*Your goal*:
For this exercise, repeat all of the material verbatim apart from its images.

*Entries*:
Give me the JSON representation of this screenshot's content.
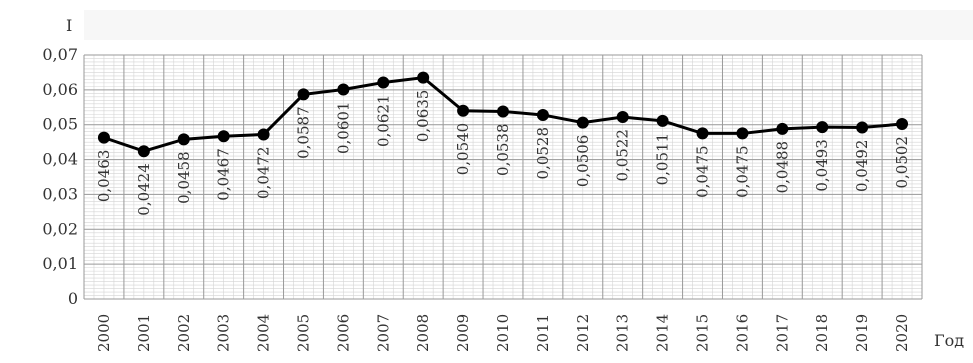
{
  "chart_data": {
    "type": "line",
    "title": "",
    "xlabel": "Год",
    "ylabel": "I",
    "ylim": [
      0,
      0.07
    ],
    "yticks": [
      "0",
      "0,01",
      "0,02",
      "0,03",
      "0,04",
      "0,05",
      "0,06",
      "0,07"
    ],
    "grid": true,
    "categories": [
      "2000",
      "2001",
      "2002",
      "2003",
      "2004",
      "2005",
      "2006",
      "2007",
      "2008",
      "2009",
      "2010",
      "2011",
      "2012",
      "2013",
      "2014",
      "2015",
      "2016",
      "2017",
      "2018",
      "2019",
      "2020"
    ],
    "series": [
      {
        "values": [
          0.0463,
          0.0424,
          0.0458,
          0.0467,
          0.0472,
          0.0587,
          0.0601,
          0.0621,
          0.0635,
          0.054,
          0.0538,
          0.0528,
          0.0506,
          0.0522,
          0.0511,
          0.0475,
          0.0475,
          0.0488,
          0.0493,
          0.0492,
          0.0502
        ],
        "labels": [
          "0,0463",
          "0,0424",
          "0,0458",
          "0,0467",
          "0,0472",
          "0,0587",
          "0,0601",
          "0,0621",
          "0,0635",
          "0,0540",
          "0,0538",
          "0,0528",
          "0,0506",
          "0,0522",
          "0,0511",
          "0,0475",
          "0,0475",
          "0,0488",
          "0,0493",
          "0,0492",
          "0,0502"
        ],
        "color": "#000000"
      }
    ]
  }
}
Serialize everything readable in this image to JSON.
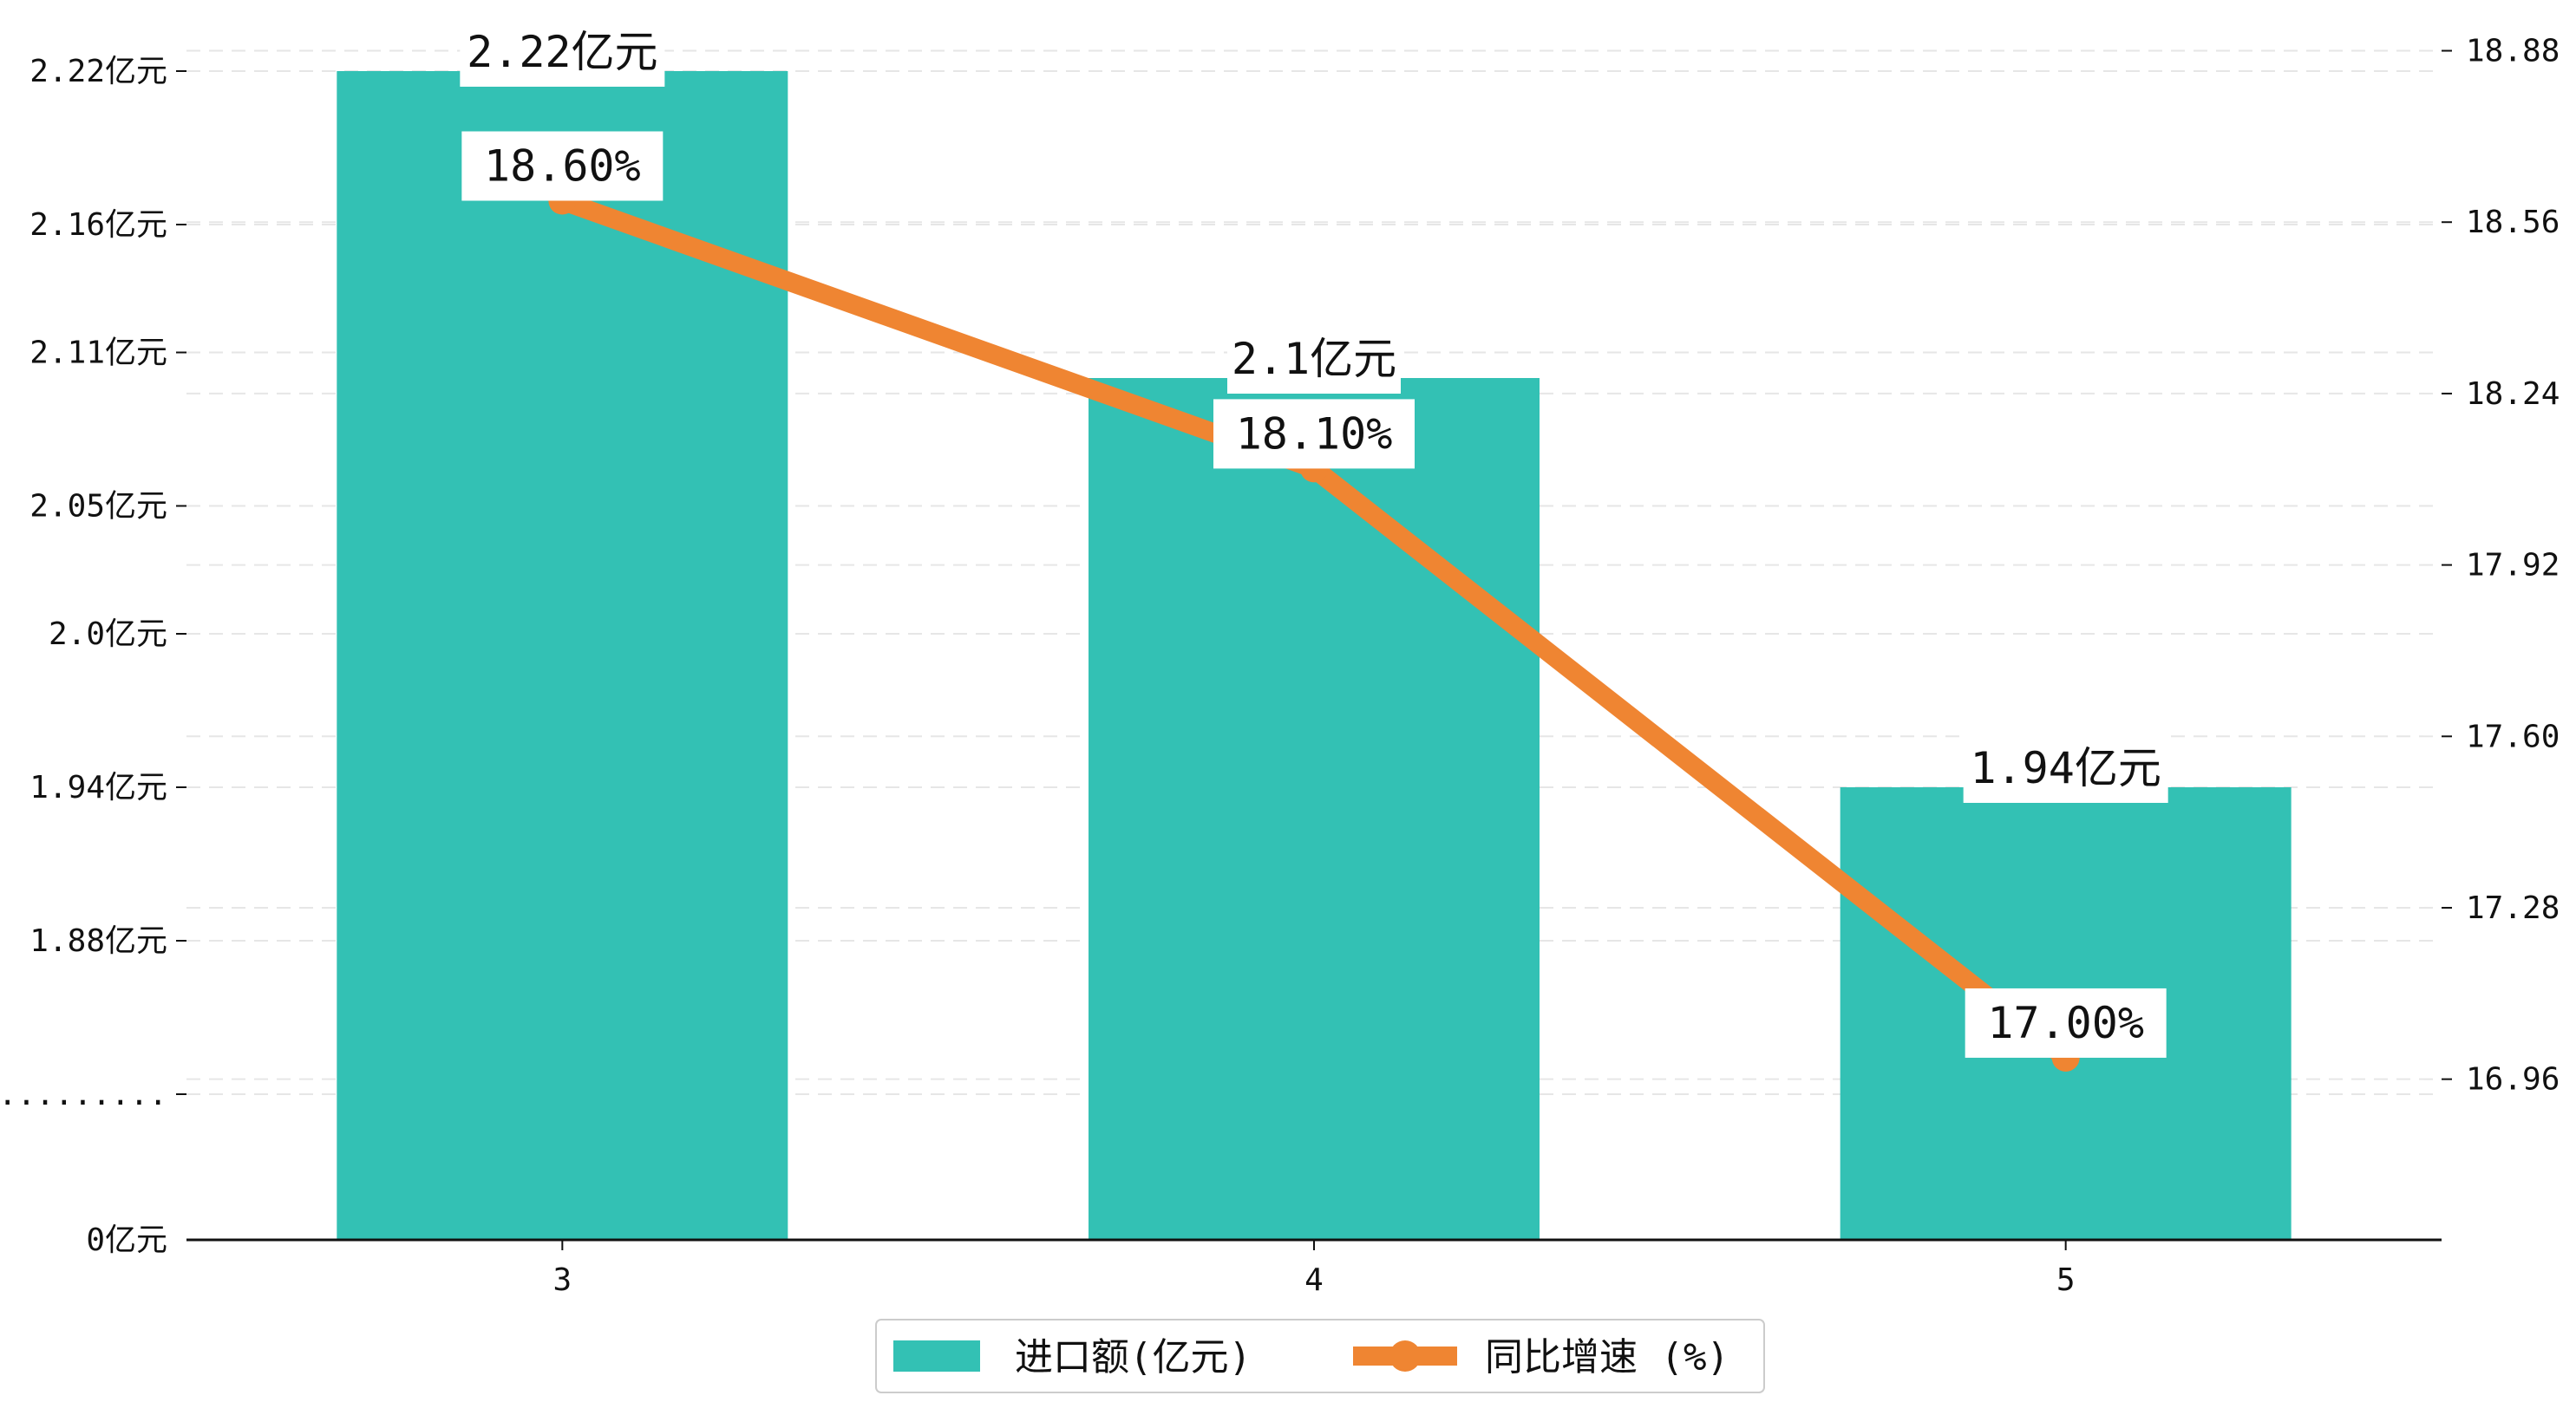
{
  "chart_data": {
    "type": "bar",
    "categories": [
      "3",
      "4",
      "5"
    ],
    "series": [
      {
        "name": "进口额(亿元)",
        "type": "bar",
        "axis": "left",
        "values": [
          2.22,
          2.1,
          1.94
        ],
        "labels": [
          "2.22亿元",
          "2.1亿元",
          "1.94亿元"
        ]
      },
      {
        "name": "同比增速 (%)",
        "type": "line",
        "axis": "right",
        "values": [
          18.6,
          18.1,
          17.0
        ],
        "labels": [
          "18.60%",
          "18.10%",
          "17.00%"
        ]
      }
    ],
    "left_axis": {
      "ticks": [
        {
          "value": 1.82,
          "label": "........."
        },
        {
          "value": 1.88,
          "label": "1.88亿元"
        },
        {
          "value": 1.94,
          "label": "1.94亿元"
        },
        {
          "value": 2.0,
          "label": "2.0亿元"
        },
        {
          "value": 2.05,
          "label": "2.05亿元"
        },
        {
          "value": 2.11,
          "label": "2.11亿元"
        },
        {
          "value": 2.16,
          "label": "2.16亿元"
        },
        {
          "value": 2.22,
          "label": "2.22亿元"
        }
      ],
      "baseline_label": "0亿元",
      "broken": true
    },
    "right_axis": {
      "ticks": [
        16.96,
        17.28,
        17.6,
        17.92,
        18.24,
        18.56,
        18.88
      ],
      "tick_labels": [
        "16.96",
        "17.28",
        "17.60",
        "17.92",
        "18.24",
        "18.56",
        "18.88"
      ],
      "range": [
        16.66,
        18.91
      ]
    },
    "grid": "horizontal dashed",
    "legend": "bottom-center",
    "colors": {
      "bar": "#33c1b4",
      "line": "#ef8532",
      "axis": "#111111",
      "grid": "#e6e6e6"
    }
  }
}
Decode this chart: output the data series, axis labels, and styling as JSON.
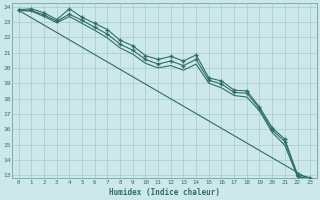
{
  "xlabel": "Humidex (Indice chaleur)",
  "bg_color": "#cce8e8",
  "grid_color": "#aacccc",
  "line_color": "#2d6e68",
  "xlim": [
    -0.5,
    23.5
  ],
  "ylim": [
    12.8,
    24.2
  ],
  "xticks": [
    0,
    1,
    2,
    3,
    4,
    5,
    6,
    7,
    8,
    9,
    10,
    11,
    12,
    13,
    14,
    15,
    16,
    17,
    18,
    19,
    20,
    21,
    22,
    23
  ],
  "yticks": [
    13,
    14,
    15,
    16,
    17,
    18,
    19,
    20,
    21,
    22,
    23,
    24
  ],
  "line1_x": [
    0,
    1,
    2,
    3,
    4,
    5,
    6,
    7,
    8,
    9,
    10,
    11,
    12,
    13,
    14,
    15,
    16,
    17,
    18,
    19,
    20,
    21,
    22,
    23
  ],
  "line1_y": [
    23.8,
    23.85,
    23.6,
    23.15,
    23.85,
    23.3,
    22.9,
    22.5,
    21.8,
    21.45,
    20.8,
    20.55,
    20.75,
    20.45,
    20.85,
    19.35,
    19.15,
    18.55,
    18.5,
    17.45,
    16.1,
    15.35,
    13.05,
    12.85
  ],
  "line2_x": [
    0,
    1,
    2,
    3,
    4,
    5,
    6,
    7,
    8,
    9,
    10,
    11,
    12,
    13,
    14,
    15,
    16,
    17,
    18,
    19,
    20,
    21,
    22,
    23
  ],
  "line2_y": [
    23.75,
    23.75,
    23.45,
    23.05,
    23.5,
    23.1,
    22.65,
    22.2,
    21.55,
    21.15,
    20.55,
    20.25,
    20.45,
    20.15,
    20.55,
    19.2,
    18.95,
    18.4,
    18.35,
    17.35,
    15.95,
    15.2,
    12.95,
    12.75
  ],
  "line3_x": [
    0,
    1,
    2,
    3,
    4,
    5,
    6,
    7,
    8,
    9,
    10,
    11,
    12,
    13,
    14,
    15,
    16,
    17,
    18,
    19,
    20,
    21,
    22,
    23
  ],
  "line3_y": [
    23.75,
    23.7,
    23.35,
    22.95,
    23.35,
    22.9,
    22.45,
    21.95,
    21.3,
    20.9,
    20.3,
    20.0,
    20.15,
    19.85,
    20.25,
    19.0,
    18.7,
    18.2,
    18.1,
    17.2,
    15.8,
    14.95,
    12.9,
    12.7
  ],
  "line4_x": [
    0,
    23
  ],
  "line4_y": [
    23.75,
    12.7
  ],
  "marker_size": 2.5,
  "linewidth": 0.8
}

*The completed task*:
Give me the JSON representation of this screenshot's content.
{
  "chart_data": {
    "type": "line",
    "title": "",
    "xlabel": "Год",
    "ylabel": "I",
    "ylim": [
      0,
      0.07
    ],
    "yticks": [
      "0",
      "0,01",
      "0,02",
      "0,03",
      "0,04",
      "0,05",
      "0,06",
      "0,07"
    ],
    "grid": true,
    "categories": [
      "2000",
      "2001",
      "2002",
      "2003",
      "2004",
      "2005",
      "2006",
      "2007",
      "2008",
      "2009",
      "2010",
      "2011",
      "2012",
      "2013",
      "2014",
      "2015",
      "2016",
      "2017",
      "2018",
      "2019",
      "2020"
    ],
    "series": [
      {
        "values": [
          0.0463,
          0.0424,
          0.0458,
          0.0467,
          0.0472,
          0.0587,
          0.0601,
          0.0621,
          0.0635,
          0.054,
          0.0538,
          0.0528,
          0.0506,
          0.0522,
          0.0511,
          0.0475,
          0.0475,
          0.0488,
          0.0493,
          0.0492,
          0.0502
        ],
        "labels": [
          "0,0463",
          "0,0424",
          "0,0458",
          "0,0467",
          "0,0472",
          "0,0587",
          "0,0601",
          "0,0621",
          "0,0635",
          "0,0540",
          "0,0538",
          "0,0528",
          "0,0506",
          "0,0522",
          "0,0511",
          "0,0475",
          "0,0475",
          "0,0488",
          "0,0493",
          "0,0492",
          "0,0502"
        ],
        "color": "#000000"
      }
    ]
  }
}
Serialize everything readable in this image to JSON.
{
  "chart_data": {
    "type": "bar",
    "categories": [
      "3",
      "4",
      "5"
    ],
    "series": [
      {
        "name": "进口额(亿元)",
        "type": "bar",
        "axis": "left",
        "values": [
          2.22,
          2.1,
          1.94
        ],
        "labels": [
          "2.22亿元",
          "2.1亿元",
          "1.94亿元"
        ]
      },
      {
        "name": "同比增速 (%)",
        "type": "line",
        "axis": "right",
        "values": [
          18.6,
          18.1,
          17.0
        ],
        "labels": [
          "18.60%",
          "18.10%",
          "17.00%"
        ]
      }
    ],
    "left_axis": {
      "ticks": [
        {
          "value": 1.82,
          "label": "........."
        },
        {
          "value": 1.88,
          "label": "1.88亿元"
        },
        {
          "value": 1.94,
          "label": "1.94亿元"
        },
        {
          "value": 2.0,
          "label": "2.0亿元"
        },
        {
          "value": 2.05,
          "label": "2.05亿元"
        },
        {
          "value": 2.11,
          "label": "2.11亿元"
        },
        {
          "value": 2.16,
          "label": "2.16亿元"
        },
        {
          "value": 2.22,
          "label": "2.22亿元"
        }
      ],
      "baseline_label": "0亿元",
      "broken": true
    },
    "right_axis": {
      "ticks": [
        16.96,
        17.28,
        17.6,
        17.92,
        18.24,
        18.56,
        18.88
      ],
      "tick_labels": [
        "16.96",
        "17.28",
        "17.60",
        "17.92",
        "18.24",
        "18.56",
        "18.88"
      ],
      "range": [
        16.66,
        18.91
      ]
    },
    "grid": "horizontal dashed",
    "legend": "bottom-center",
    "colors": {
      "bar": "#33c1b4",
      "line": "#ef8532",
      "axis": "#111111",
      "grid": "#e6e6e6"
    }
  }
}
Decode this chart: output the data series, axis labels, and styling as JSON.
{
  "xlabel": "Humidex (Indice chaleur)",
  "bg_color": "#cce8e8",
  "grid_color": "#aacccc",
  "line_color": "#2d6e68",
  "xlim": [
    -0.5,
    23.5
  ],
  "ylim": [
    12.8,
    24.2
  ],
  "xticks": [
    0,
    1,
    2,
    3,
    4,
    5,
    6,
    7,
    8,
    9,
    10,
    11,
    12,
    13,
    14,
    15,
    16,
    17,
    18,
    19,
    20,
    21,
    22,
    23
  ],
  "yticks": [
    13,
    14,
    15,
    16,
    17,
    18,
    19,
    20,
    21,
    22,
    23,
    24
  ],
  "line1_x": [
    0,
    1,
    2,
    3,
    4,
    5,
    6,
    7,
    8,
    9,
    10,
    11,
    12,
    13,
    14,
    15,
    16,
    17,
    18,
    19,
    20,
    21,
    22,
    23
  ],
  "line1_y": [
    23.8,
    23.85,
    23.6,
    23.15,
    23.85,
    23.3,
    22.9,
    22.5,
    21.8,
    21.45,
    20.8,
    20.55,
    20.75,
    20.45,
    20.85,
    19.35,
    19.15,
    18.55,
    18.5,
    17.45,
    16.1,
    15.35,
    13.05,
    12.85
  ],
  "line2_x": [
    0,
    1,
    2,
    3,
    4,
    5,
    6,
    7,
    8,
    9,
    10,
    11,
    12,
    13,
    14,
    15,
    16,
    17,
    18,
    19,
    20,
    21,
    22,
    23
  ],
  "line2_y": [
    23.75,
    23.75,
    23.45,
    23.05,
    23.5,
    23.1,
    22.65,
    22.2,
    21.55,
    21.15,
    20.55,
    20.25,
    20.45,
    20.15,
    20.55,
    19.2,
    18.95,
    18.4,
    18.35,
    17.35,
    15.95,
    15.2,
    12.95,
    12.75
  ],
  "line3_x": [
    0,
    1,
    2,
    3,
    4,
    5,
    6,
    7,
    8,
    9,
    10,
    11,
    12,
    13,
    14,
    15,
    16,
    17,
    18,
    19,
    20,
    21,
    22,
    23
  ],
  "line3_y": [
    23.75,
    23.7,
    23.35,
    22.95,
    23.35,
    22.9,
    22.45,
    21.95,
    21.3,
    20.9,
    20.3,
    20.0,
    20.15,
    19.85,
    20.25,
    19.0,
    18.7,
    18.2,
    18.1,
    17.2,
    15.8,
    14.95,
    12.9,
    12.7
  ],
  "line4_x": [
    0,
    23
  ],
  "line4_y": [
    23.75,
    12.7
  ],
  "marker_size": 2.5,
  "linewidth": 0.8
}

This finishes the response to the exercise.